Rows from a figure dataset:
+===+

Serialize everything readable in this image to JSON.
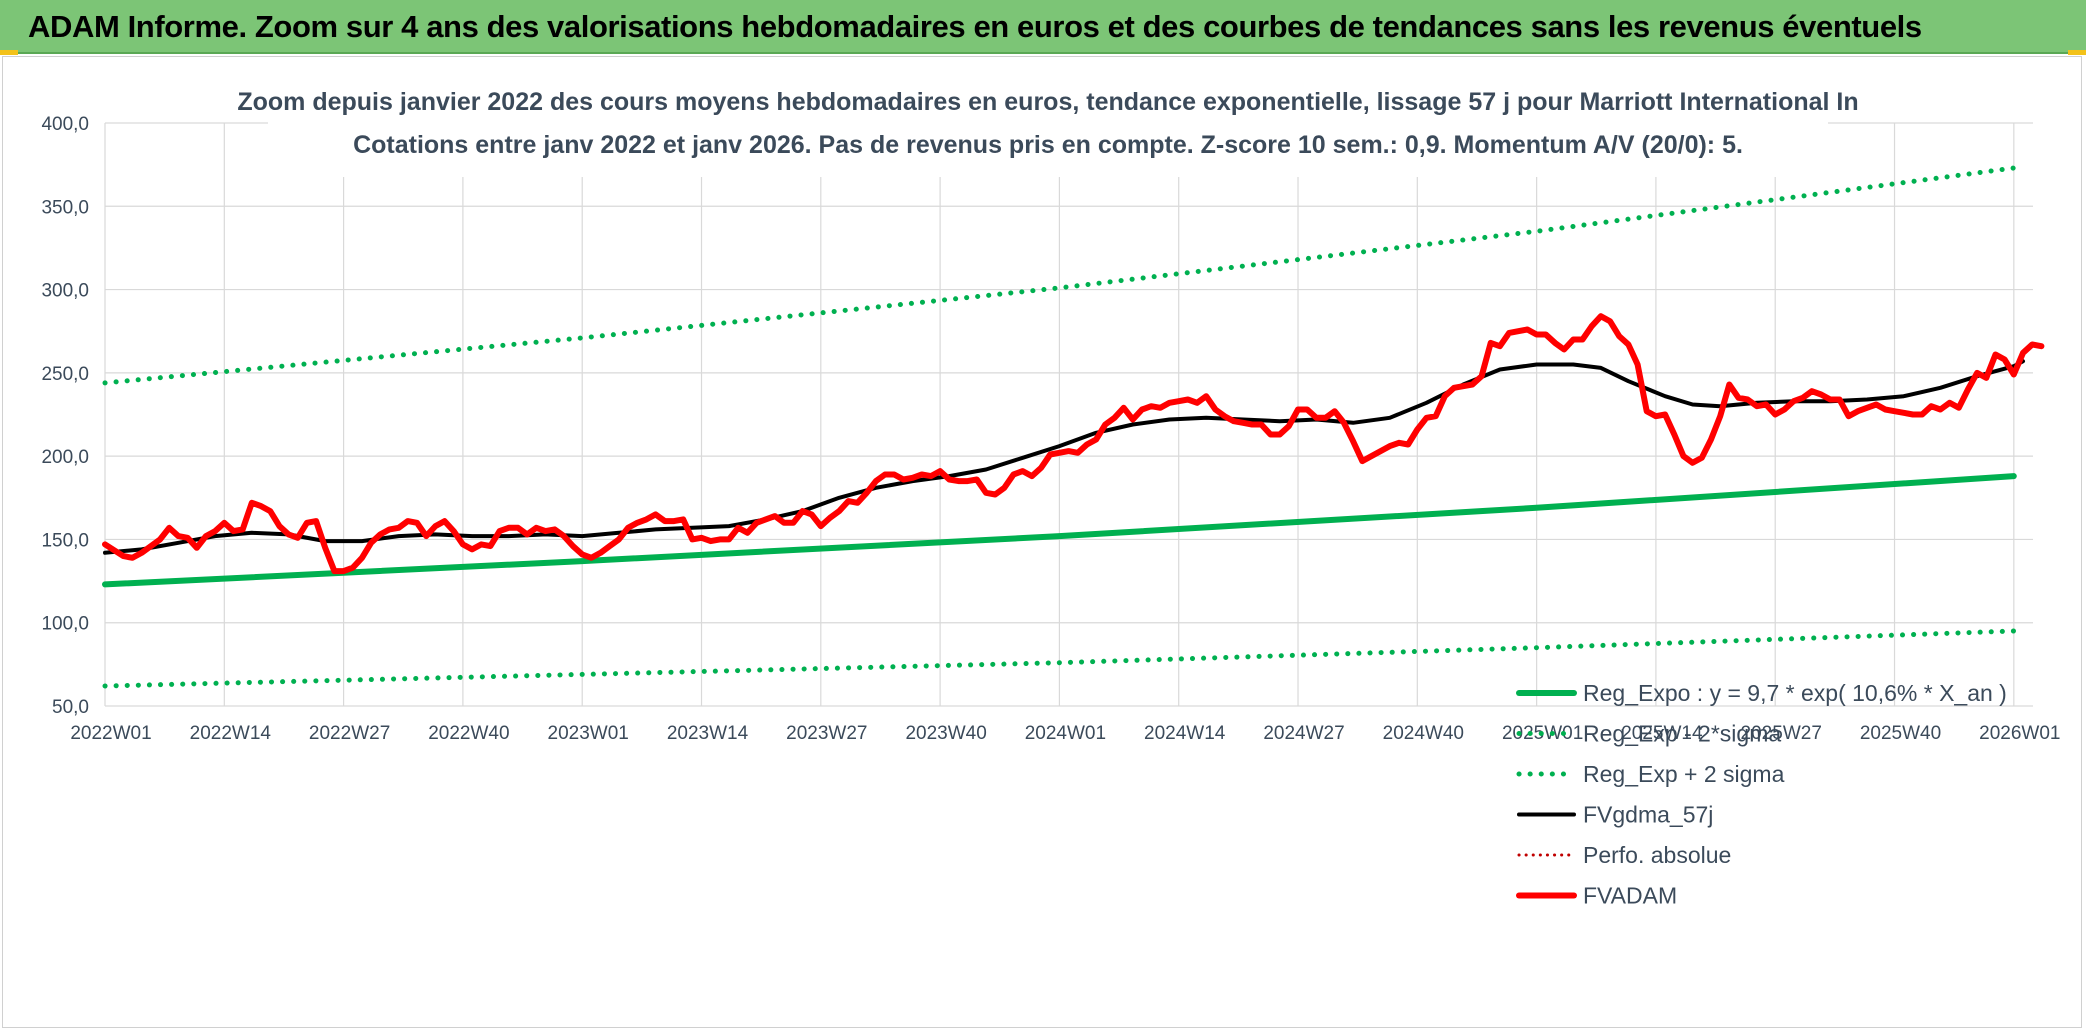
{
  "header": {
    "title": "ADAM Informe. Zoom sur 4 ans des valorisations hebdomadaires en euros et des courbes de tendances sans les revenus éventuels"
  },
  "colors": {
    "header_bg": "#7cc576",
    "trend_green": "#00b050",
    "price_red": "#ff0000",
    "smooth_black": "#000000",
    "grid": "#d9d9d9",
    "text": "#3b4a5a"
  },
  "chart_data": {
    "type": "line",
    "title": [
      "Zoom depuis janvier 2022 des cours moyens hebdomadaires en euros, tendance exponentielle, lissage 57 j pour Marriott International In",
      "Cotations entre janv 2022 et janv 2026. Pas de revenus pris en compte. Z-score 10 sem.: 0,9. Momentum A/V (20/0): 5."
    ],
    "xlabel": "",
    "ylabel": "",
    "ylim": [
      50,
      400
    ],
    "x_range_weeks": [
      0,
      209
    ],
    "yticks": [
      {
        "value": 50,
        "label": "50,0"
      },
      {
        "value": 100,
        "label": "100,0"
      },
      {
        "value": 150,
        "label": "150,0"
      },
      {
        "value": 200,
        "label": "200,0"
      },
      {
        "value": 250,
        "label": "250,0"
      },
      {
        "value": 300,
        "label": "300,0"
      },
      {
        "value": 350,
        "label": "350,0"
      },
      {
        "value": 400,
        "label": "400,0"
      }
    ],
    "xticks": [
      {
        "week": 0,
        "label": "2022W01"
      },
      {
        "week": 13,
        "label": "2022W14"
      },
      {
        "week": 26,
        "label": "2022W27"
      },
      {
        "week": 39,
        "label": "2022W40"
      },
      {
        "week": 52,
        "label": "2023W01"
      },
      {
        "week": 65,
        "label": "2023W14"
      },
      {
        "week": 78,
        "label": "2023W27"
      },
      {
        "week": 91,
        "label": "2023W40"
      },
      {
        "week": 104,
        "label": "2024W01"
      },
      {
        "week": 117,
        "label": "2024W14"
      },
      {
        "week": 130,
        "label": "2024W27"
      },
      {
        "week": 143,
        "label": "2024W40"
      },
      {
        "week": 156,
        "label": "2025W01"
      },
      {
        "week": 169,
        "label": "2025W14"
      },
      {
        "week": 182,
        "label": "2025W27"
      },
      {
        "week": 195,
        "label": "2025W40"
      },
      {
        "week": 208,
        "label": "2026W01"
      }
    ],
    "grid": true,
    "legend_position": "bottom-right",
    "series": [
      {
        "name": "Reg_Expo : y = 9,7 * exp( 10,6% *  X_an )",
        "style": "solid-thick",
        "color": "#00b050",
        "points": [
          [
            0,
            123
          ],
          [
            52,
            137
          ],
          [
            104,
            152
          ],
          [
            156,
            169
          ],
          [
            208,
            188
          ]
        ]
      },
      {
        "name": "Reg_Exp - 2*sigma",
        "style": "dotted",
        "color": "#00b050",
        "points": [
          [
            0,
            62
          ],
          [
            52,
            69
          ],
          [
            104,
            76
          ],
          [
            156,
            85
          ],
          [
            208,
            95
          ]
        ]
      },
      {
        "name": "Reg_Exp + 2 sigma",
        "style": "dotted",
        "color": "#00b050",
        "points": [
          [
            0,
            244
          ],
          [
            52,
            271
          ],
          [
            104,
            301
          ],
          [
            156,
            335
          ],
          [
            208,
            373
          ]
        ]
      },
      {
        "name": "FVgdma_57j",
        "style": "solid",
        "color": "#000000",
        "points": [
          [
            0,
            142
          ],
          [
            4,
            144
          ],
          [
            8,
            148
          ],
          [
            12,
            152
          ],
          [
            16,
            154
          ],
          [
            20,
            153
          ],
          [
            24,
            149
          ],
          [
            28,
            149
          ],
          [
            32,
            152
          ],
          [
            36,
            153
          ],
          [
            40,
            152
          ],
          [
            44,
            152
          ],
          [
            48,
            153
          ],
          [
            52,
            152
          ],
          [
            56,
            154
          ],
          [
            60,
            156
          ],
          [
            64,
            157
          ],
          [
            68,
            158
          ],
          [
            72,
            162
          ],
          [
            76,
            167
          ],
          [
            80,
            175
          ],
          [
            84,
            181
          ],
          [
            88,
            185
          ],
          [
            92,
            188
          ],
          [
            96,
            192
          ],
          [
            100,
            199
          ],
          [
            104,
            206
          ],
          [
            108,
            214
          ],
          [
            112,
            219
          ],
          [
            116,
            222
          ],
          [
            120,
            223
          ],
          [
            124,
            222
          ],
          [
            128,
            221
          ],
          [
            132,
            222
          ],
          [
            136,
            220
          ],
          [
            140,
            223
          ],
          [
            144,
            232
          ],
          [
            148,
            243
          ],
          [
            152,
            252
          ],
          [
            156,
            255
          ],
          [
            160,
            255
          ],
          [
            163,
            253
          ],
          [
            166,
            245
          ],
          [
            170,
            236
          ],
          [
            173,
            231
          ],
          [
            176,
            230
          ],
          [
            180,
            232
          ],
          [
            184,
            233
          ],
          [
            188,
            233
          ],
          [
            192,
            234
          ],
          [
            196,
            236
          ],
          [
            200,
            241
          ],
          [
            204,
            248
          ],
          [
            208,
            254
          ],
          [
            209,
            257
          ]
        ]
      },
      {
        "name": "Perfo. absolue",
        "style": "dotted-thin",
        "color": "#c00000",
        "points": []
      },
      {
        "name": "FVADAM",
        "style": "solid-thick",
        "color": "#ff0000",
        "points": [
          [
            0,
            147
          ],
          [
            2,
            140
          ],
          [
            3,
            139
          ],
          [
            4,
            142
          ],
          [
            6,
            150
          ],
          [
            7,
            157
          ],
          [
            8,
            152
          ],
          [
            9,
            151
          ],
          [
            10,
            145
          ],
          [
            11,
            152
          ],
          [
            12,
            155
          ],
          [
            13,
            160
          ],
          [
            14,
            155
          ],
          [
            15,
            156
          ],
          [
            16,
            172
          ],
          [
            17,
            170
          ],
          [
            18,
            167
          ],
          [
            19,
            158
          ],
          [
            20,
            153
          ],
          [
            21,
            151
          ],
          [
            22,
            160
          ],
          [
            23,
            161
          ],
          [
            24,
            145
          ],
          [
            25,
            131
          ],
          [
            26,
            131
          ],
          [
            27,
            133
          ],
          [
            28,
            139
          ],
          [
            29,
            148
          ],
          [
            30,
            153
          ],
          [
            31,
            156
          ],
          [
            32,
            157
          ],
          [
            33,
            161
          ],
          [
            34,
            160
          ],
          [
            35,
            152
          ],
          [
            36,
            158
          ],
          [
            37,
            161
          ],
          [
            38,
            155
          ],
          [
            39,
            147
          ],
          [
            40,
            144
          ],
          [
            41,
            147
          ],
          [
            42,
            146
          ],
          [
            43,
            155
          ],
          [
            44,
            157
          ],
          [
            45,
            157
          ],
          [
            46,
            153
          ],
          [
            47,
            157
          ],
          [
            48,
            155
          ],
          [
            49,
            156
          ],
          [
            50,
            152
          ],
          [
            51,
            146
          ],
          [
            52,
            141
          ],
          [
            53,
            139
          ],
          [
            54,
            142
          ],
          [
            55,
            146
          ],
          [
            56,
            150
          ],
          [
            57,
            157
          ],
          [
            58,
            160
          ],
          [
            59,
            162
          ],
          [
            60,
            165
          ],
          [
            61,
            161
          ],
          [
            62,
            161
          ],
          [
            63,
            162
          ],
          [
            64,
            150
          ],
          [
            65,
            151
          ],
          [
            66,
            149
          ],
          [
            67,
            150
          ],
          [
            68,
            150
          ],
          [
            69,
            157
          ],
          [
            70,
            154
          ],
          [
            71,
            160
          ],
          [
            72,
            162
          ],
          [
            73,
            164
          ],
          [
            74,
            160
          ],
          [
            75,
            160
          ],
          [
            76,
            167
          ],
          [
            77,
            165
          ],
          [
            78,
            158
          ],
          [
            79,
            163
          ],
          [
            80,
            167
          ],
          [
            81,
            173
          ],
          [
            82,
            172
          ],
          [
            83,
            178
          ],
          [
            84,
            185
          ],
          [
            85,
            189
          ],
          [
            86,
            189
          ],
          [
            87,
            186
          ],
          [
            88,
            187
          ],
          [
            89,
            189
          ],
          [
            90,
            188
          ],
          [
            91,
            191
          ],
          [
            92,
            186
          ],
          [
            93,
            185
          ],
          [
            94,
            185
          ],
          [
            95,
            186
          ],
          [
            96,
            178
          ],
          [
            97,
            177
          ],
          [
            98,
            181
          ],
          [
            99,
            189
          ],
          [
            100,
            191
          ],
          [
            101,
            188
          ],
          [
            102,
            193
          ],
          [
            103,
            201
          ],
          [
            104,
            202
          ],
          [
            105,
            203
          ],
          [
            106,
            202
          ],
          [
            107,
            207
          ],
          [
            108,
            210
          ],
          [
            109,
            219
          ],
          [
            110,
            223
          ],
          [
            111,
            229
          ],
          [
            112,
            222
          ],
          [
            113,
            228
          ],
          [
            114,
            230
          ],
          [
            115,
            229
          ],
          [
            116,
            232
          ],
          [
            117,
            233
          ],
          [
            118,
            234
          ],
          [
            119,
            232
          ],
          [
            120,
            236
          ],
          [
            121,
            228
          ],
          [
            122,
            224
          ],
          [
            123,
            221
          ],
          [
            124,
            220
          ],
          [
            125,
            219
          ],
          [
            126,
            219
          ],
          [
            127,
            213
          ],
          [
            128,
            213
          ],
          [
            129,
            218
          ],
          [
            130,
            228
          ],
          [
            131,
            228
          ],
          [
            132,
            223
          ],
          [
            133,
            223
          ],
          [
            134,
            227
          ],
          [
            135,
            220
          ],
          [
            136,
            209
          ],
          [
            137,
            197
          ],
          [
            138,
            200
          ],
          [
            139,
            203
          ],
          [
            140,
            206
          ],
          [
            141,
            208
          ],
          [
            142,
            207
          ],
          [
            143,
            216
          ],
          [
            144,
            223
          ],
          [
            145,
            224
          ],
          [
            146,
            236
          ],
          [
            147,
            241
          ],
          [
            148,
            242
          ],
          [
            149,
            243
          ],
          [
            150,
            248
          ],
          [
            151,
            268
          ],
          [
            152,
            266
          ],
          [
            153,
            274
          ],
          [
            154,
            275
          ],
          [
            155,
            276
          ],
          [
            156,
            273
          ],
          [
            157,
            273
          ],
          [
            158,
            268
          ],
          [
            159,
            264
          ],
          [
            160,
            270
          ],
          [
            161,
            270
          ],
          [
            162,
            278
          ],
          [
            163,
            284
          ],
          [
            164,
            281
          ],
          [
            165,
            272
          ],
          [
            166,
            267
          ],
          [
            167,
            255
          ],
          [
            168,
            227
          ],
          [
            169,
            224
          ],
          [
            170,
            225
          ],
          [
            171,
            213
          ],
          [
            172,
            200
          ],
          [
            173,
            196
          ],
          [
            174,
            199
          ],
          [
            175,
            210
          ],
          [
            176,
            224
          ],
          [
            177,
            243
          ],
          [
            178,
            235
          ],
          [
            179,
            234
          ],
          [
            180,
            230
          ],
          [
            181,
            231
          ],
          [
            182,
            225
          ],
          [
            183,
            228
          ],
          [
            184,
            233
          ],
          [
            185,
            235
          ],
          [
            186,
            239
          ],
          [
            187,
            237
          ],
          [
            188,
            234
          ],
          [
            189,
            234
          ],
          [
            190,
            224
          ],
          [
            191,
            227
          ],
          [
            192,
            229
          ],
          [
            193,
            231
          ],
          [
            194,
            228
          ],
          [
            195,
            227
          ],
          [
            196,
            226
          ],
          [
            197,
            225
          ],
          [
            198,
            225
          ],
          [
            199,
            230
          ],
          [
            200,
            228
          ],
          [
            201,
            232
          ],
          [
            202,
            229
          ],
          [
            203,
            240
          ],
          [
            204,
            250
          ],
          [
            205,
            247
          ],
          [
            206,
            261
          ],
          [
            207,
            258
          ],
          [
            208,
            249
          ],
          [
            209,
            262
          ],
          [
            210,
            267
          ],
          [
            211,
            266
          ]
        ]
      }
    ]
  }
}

+===+

### Description of the task
From the entries above, select each line containing the string "title".

### Answer to this problem
    "title": "ADAM Informe. Zoom sur 4 ans des valorisations hebdomadaires en euros et des courbes de tendances sans les revenus éventuels"
    "title": [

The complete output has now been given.